** BEGIN RECORDS FOR PROCESSING **
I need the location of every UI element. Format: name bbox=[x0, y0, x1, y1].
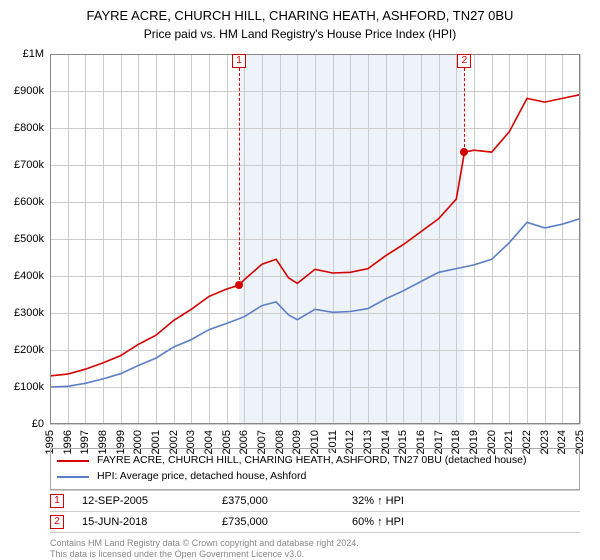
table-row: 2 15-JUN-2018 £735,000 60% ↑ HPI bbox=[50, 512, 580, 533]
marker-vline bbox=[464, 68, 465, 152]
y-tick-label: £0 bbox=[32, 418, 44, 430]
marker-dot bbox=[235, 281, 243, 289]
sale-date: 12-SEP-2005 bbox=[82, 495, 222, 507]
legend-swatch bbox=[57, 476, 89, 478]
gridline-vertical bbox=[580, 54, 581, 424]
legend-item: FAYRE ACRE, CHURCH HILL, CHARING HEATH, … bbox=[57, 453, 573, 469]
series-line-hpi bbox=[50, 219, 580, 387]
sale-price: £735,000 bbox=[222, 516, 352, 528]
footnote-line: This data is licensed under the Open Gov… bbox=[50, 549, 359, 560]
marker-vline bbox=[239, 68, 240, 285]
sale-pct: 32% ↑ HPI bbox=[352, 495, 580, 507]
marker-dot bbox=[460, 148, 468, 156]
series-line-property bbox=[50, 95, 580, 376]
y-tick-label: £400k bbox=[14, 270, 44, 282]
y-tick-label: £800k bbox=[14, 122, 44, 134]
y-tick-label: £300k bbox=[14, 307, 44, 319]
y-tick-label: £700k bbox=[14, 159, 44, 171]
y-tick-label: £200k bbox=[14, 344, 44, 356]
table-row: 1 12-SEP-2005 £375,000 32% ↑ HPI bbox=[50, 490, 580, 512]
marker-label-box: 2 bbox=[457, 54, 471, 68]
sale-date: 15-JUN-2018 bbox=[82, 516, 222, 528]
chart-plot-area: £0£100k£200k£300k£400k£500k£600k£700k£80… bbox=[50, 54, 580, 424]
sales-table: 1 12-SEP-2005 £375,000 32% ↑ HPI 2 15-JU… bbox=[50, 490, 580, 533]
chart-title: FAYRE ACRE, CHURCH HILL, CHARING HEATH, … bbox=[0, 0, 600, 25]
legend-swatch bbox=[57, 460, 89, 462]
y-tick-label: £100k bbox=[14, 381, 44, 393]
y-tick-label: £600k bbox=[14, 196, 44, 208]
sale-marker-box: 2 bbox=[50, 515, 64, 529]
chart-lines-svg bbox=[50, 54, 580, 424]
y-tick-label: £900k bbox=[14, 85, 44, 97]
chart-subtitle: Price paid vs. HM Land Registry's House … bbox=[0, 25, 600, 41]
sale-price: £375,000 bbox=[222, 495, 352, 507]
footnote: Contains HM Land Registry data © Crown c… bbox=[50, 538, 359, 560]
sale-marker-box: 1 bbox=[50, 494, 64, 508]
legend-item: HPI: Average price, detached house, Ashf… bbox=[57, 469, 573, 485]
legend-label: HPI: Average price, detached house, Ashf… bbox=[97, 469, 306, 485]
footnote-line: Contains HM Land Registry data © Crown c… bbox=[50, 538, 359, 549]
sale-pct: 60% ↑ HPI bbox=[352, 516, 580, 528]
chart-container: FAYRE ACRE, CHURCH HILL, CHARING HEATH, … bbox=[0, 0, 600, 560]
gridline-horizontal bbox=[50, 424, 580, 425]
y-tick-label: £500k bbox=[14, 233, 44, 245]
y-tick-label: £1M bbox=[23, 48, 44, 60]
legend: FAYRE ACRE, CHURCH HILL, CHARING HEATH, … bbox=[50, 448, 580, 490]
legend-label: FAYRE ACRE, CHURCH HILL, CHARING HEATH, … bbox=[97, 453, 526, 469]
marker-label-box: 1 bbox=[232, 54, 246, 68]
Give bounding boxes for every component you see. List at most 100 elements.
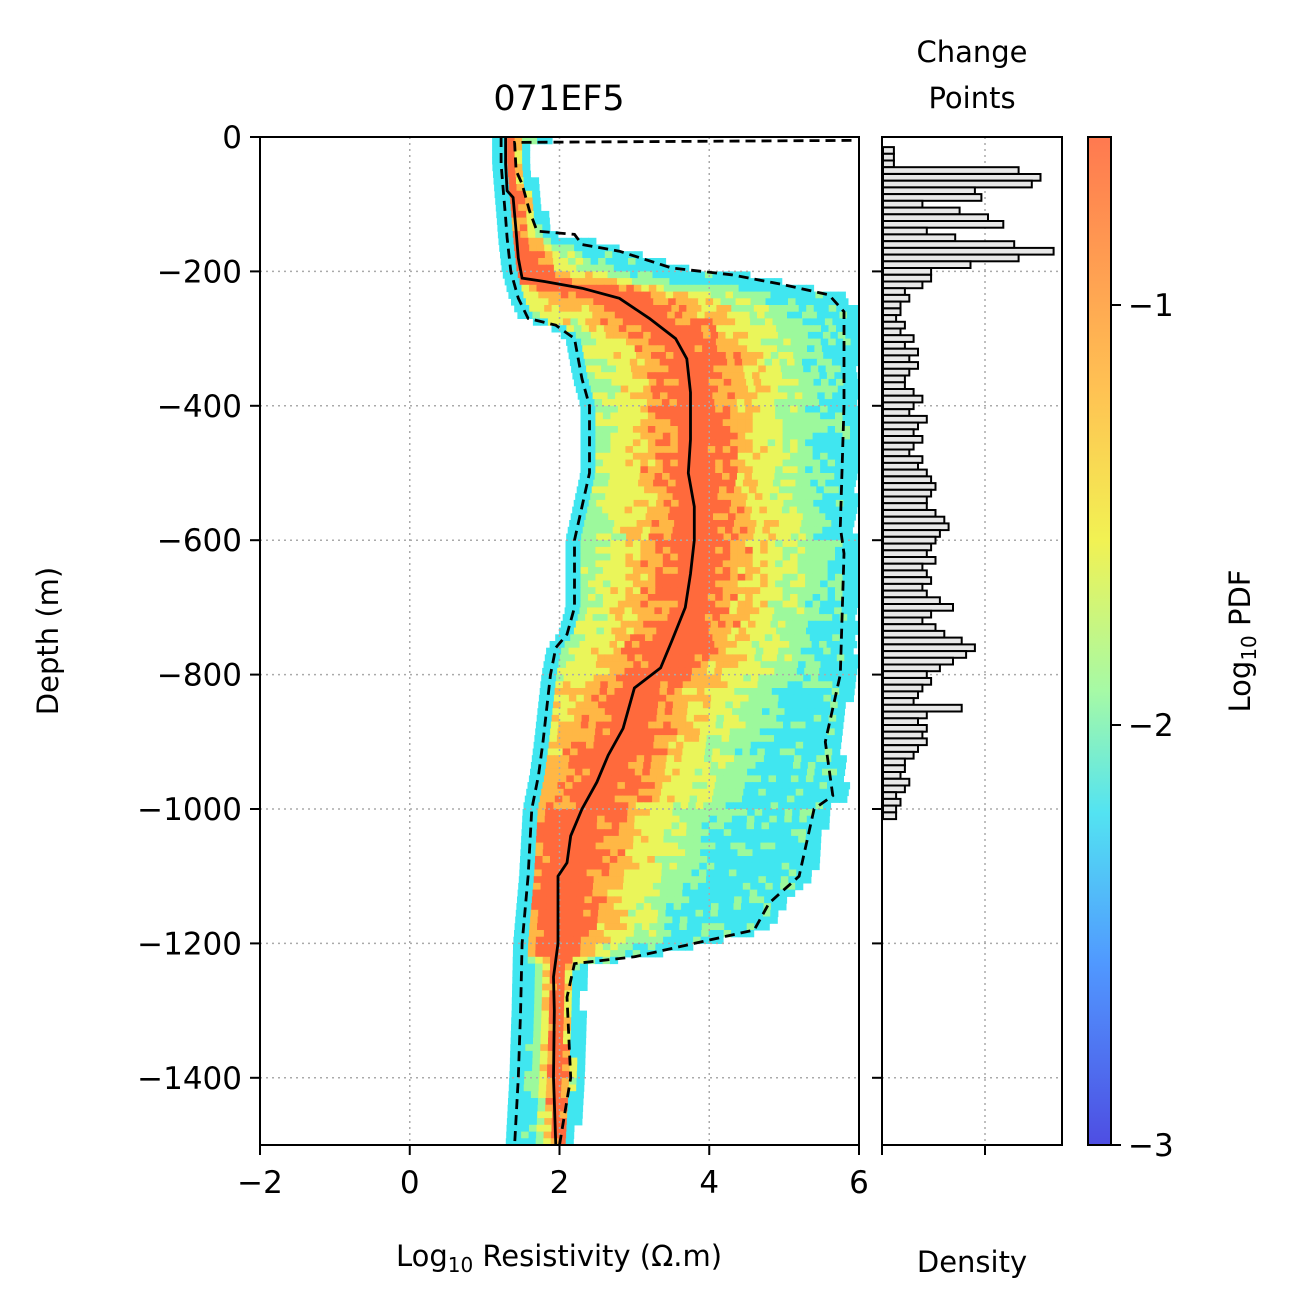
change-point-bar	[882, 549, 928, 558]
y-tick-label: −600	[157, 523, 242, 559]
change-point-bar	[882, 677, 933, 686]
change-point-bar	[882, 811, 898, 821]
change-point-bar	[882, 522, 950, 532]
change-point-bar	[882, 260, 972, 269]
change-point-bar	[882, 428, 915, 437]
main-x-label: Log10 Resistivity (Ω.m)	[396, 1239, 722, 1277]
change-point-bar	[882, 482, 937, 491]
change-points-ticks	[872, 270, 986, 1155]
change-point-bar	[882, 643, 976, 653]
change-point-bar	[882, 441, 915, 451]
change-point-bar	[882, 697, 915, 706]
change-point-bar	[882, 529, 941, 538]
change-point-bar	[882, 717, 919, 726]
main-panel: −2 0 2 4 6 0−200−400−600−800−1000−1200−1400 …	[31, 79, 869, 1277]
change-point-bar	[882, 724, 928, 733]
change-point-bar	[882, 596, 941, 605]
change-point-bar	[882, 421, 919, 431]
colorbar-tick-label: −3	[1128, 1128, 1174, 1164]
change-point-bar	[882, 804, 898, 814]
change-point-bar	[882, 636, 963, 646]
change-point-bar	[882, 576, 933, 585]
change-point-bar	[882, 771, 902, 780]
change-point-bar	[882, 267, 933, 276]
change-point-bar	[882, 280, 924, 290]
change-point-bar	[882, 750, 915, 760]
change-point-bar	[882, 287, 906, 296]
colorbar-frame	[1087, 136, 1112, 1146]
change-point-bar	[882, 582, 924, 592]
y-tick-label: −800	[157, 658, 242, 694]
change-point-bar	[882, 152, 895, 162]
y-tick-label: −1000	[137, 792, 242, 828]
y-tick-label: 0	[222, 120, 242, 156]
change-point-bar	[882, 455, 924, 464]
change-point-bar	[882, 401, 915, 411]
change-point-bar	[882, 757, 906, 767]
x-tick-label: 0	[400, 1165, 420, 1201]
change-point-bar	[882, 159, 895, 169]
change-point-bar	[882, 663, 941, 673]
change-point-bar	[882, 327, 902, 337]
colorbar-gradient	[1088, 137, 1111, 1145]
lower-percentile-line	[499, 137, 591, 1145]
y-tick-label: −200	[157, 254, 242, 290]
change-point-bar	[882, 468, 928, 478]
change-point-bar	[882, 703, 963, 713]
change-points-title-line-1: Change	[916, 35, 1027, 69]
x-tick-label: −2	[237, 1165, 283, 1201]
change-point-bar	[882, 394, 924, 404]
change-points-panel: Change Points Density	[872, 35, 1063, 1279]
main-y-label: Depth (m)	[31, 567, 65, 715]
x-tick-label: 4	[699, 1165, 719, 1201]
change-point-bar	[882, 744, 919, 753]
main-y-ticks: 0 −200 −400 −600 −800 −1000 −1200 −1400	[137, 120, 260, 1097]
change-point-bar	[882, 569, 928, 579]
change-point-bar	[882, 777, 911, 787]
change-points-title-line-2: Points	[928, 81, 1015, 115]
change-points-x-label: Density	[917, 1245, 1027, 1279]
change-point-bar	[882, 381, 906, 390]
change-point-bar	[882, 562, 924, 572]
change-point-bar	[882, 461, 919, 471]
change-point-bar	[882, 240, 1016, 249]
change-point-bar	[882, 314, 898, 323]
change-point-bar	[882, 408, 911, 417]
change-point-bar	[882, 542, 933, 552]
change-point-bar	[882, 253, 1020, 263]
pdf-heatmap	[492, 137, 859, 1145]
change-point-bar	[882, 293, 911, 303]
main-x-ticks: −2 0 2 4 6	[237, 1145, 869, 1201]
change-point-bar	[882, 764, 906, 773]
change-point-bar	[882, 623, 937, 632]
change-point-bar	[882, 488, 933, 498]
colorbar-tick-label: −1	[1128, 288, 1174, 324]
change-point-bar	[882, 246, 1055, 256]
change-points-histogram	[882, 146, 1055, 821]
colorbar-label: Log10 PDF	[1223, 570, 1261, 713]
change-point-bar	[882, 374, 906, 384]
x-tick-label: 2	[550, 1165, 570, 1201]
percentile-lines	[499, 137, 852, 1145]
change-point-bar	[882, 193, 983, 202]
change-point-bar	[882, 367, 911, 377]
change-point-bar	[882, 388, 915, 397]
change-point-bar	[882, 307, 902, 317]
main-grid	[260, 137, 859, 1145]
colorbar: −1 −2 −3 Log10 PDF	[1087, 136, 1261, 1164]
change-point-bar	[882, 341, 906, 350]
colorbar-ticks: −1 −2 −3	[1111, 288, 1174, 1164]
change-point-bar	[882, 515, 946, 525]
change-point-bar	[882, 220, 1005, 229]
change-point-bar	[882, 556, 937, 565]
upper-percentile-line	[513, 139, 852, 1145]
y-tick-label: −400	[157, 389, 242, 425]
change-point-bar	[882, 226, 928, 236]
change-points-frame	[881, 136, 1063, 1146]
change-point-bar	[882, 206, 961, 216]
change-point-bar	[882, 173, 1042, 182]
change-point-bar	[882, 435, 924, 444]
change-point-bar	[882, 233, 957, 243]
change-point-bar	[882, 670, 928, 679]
** END RECORDS FOR PROCESSING **
** BEGIN RECORDS FOR PROCESSING **
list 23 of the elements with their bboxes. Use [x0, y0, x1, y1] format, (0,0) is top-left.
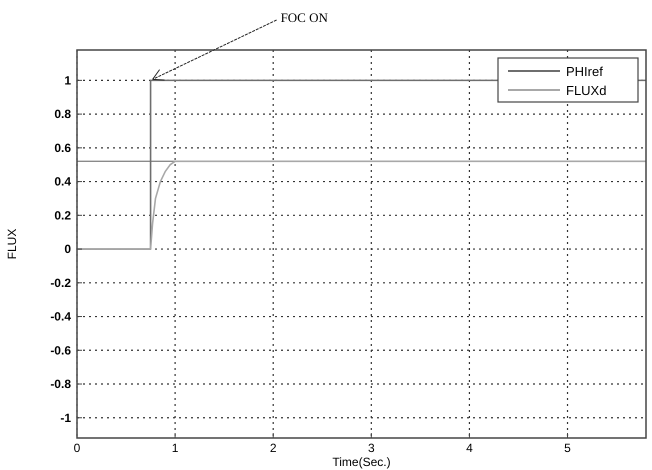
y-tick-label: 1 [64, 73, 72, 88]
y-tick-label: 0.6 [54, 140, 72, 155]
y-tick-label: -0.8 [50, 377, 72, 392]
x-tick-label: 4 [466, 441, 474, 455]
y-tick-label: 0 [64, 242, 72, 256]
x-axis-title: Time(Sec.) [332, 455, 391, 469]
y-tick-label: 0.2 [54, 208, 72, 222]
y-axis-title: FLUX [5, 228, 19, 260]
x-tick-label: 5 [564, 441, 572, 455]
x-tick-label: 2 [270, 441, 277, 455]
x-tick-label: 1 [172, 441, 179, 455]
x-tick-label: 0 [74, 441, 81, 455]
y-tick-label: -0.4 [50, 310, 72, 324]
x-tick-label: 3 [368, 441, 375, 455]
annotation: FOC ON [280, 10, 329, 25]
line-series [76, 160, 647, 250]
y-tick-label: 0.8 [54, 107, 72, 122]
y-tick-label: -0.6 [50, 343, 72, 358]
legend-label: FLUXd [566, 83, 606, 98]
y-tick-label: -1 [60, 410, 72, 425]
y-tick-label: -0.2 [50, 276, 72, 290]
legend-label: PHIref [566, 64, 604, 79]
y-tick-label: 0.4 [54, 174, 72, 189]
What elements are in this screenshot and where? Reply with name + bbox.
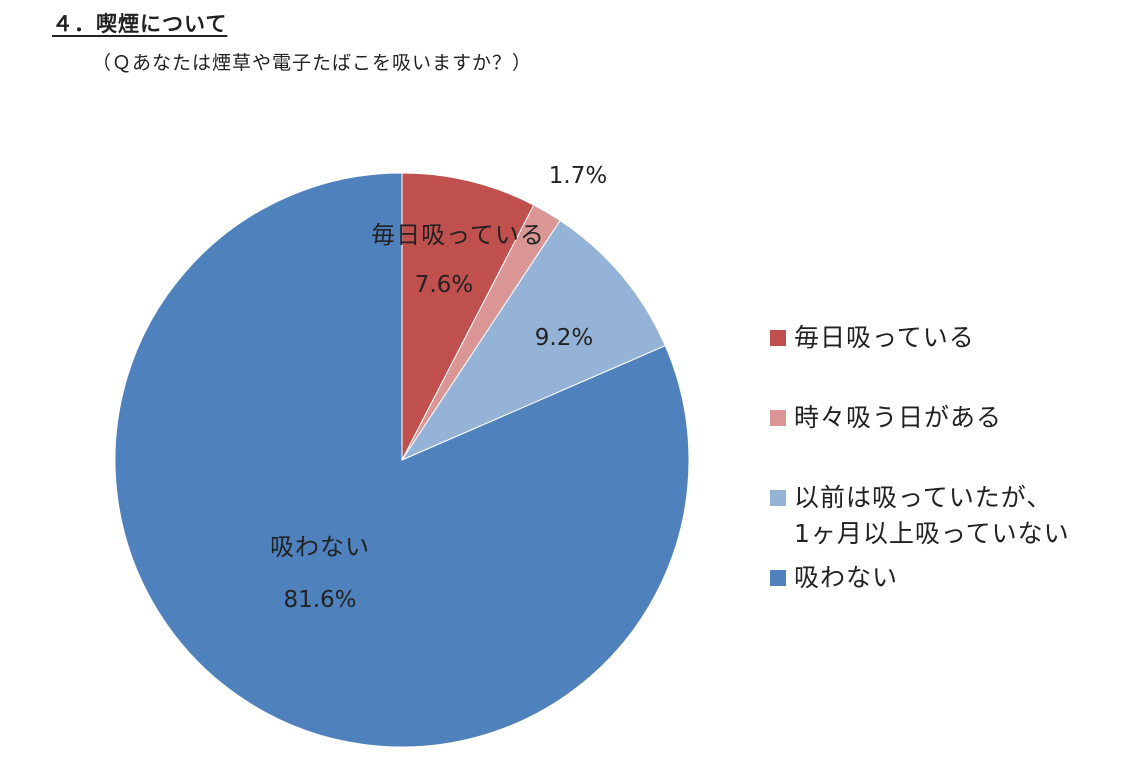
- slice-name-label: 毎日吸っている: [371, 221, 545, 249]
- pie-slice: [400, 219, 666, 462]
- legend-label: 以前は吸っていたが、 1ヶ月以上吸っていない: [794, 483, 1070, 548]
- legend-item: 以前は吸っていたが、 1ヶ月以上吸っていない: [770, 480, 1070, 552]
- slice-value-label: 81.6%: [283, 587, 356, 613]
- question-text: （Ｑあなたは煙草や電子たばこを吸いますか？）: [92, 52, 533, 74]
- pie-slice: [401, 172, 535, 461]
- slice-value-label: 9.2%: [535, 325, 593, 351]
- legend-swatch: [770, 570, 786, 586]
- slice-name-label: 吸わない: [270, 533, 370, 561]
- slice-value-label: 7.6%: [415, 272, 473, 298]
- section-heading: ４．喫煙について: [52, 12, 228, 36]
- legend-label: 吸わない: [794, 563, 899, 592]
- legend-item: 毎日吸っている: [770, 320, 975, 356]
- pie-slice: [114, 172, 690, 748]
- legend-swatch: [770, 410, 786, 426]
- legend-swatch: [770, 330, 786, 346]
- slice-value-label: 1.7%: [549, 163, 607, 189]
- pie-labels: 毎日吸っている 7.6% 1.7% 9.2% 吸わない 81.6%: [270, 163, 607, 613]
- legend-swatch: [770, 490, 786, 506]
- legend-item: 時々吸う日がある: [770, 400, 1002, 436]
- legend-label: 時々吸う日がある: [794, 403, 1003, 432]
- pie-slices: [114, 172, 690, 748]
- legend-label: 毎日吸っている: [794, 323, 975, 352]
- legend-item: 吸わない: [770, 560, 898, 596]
** END RECORDS FOR PROCESSING **
** BEGIN RECORDS FOR PROCESSING **
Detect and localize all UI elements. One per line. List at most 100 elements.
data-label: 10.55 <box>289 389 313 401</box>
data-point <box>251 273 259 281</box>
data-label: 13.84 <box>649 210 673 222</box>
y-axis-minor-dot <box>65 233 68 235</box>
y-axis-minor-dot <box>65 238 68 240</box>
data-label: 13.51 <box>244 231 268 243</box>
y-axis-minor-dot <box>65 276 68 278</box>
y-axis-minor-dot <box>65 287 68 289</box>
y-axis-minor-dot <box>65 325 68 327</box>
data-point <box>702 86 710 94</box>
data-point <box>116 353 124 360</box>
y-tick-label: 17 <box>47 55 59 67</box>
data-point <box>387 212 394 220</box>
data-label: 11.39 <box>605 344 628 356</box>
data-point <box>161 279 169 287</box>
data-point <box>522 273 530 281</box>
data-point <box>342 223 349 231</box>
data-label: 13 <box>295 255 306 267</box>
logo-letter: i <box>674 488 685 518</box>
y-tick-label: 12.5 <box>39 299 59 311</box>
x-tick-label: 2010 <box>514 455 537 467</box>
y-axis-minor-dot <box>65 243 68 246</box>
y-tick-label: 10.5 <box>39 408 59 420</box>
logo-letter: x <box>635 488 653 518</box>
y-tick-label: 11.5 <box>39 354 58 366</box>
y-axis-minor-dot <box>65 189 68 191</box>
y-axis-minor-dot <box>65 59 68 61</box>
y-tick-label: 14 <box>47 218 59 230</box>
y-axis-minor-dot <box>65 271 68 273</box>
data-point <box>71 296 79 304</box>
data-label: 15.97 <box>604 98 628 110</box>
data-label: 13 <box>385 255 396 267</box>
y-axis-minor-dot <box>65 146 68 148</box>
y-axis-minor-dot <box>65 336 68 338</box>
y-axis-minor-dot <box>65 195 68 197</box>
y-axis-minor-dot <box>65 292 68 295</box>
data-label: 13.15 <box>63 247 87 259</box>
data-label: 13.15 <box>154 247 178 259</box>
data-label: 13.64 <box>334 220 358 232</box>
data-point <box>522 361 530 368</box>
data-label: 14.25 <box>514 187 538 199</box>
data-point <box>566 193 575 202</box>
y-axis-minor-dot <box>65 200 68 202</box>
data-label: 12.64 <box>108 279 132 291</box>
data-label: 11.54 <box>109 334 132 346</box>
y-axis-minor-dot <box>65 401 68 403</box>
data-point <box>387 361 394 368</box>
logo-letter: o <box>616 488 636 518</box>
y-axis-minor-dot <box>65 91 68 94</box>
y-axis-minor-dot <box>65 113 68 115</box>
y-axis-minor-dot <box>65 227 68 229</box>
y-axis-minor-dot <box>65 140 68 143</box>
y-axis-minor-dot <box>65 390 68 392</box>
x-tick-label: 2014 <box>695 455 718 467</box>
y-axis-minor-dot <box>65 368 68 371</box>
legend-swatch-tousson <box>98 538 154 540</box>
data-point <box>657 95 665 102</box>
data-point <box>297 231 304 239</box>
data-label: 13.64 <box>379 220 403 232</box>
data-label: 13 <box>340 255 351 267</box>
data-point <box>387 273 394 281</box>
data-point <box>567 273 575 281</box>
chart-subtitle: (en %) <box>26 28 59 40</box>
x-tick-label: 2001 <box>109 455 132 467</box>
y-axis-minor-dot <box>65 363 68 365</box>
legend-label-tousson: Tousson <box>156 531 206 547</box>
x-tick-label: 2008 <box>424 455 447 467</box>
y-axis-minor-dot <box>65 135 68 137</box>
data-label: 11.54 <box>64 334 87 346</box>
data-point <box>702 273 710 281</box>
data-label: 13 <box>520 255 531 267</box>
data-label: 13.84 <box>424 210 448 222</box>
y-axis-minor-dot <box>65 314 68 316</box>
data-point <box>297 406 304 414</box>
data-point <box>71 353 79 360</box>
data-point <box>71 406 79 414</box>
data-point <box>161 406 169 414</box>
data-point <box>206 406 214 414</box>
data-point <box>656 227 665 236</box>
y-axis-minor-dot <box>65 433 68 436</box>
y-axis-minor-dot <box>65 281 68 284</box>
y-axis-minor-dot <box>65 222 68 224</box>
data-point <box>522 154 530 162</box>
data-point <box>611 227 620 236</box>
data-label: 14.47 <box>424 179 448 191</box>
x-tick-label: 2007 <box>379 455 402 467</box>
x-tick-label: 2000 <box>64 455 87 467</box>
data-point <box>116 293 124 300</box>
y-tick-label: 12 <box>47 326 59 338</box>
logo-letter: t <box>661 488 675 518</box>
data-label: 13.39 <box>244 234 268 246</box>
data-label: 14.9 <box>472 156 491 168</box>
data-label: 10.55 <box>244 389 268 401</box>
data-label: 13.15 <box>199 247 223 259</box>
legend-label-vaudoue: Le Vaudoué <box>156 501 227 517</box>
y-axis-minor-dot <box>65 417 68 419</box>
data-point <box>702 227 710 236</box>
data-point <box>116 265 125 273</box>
** END RECORDS FOR PROCESSING **
> **EXERCISE INSTRUCTIONS**
In the records starting at the line that contains "y-tick-label: 1 [64, 73, 72, 88]" and ending at the line that contains "x-tick-label: 0 [74, 441, 81, 455]", rename every "x-tick-label" to "x-tick-text" and reproduce only those lines with no other changes.

> **RESPONSE**
y-tick-label: 1 [64, 73, 72, 88]
y-tick-label: 0.6 [54, 140, 72, 155]
y-tick-label: -0.8 [50, 377, 72, 392]
x-tick-text: 4 [466, 441, 474, 455]
y-tick-label: 0 [64, 242, 72, 256]
x-axis-title: Time(Sec.) [332, 455, 391, 469]
y-tick-label: 0.2 [54, 208, 72, 222]
y-axis-title: FLUX [5, 228, 19, 260]
x-tick-text: 5 [564, 441, 572, 455]
x-tick-text: 2 [270, 441, 277, 455]
x-tick-text: 1 [172, 441, 179, 455]
x-tick-text: 0 [74, 441, 81, 455]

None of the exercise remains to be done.